[Saved entries]
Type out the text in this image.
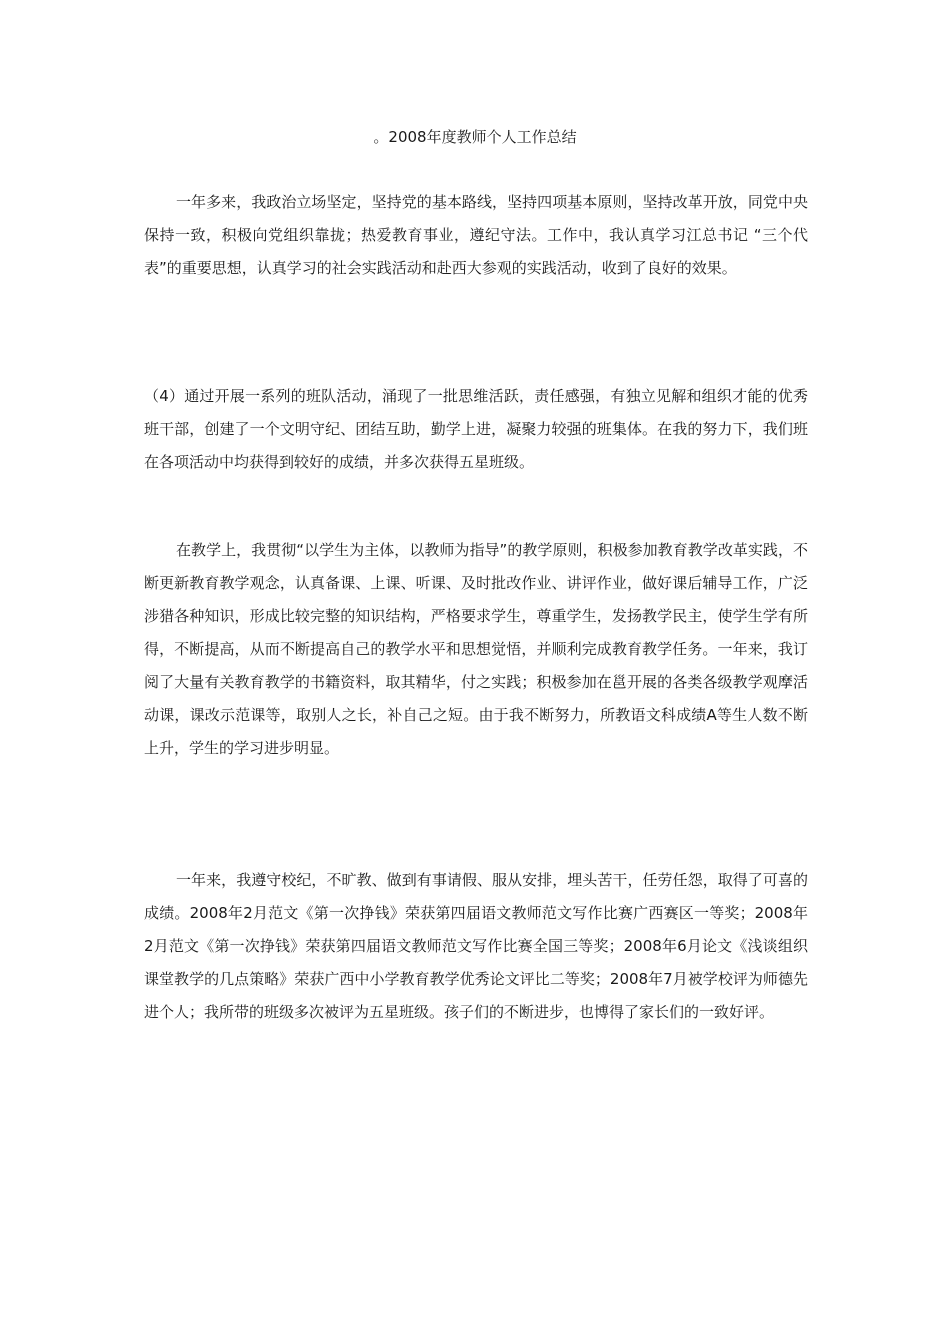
。2008年度教师个人工作总结

一年多来，我政治立场坚定，坚持党的基本路线，坚持四项基本原则，坚持改革开放，同党中央保持一致，积极向党组织靠拢；热爱教育事业，遵纪守法。工作中，我认真学习江总书记 “三个代表”的重要思想，认真学习的社会实践活动和赴西大参观的实践活动，收到了良好的效果。

（4）通过开展一系列的班队活动，涌现了一批思维活跃，责任感强，有独立见解和组织才能的优秀班干部，创建了一个文明守纪、团结互助，勤学上进，凝聚力较强的班集体。在我的努力下，我们班在各项活动中均获得到较好的成绩，并多次获得五星班级。

在教学上，我贯彻“以学生为主体，以教师为指导”的教学原则，积极参加教育教学改革实践，不断更新教育教学观念，认真备课、上课、听课、及时批改作业、讲评作业，做好课后辅导工作，广泛涉猎各种知识，形成比较完整的知识结构，严格要求学生，尊重学生，发扬教学民主，使学生学有所得，不断提高，从而不断提高自己的教学水平和思想觉悟，并顺利完成教育教学任务。一年来，我订阅了大量有关教育教学的书籍资料，取其精华，付之实践；积极参加在邕开展的各类各级教学观摩活动课，课改示范课等，取别人之长，补自己之短。由于我不断努力，所教语文科成绩A等生人数不断上升，学生的学习进步明显。

一年来，我遵守校纪，不旷教、做到有事请假、服从安排，埋头苦干，任劳任怨，取得了可喜的成绩。2008年2月范文《第一次挣钱》荣获第四届语文教师范文写作比赛广西赛区一等奖；2008年2月范文《第一次挣钱》荣获第四届语文教师范文写作比赛全国三等奖；2008年6月论文《浅谈组织课堂教学的几点策略》荣获广西中小学教育教学优秀论文评比二等奖；2008年7月被学校评为师德先进个人；我所带的班级多次被评为五星班级。孩子们的不断进步，也博得了家长们的一致好评。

What is asked
Reproduce the full listing above verbatim, with no pictures included.

Answer
Type out the text in this image.
。2008年度教师个人工作总结

一年多来，我政治立场坚定，坚持党的基本路线，坚持四项基本原则，坚持改革开放，同党中央保持一致，积极向党组织靠拢；热爱教育事业，遵纪守法。工作中，我认真学习江总书记 “三个代表”的重要思想，认真学习的社会实践活动和赴西大参观的实践活动，收到了良好的效果。

（4）通过开展一系列的班队活动，涌现了一批思维活跃，责任感强，有独立见解和组织才能的优秀班干部，创建了一个文明守纪、团结互助，勤学上进，凝聚力较强的班集体。在我的努力下，我们班在各项活动中均获得到较好的成绩，并多次获得五星班级。

在教学上，我贯彻“以学生为主体，以教师为指导”的教学原则，积极参加教育教学改革实践，不断更新教育教学观念，认真备课、上课、听课、及时批改作业、讲评作业，做好课后辅导工作，广泛涉猎各种知识，形成比较完整的知识结构，严格要求学生，尊重学生，发扬教学民主，使学生学有所得，不断提高，从而不断提高自己的教学水平和思想觉悟，并顺利完成教育教学任务。一年来，我订阅了大量有关教育教学的书籍资料，取其精华，付之实践；积极参加在邕开展的各类各级教学观摩活动课，课改示范课等，取别人之长，补自己之短。由于我不断努力，所教语文科成绩A等生人数不断上升，学生的学习进步明显。

一年来，我遵守校纪，不旷教、做到有事请假、服从安排，埋头苦干，任劳任怨，取得了可喜的成绩。2008年2月范文《第一次挣钱》荣获第四届语文教师范文写作比赛广西赛区一等奖；2008年2月范文《第一次挣钱》荣获第四届语文教师范文写作比赛全国三等奖；2008年6月论文《浅谈组织课堂教学的几点策略》荣获广西中小学教育教学优秀论文评比二等奖；2008年7月被学校评为师德先进个人；我所带的班级多次被评为五星班级。孩子们的不断进步，也博得了家长们的一致好评。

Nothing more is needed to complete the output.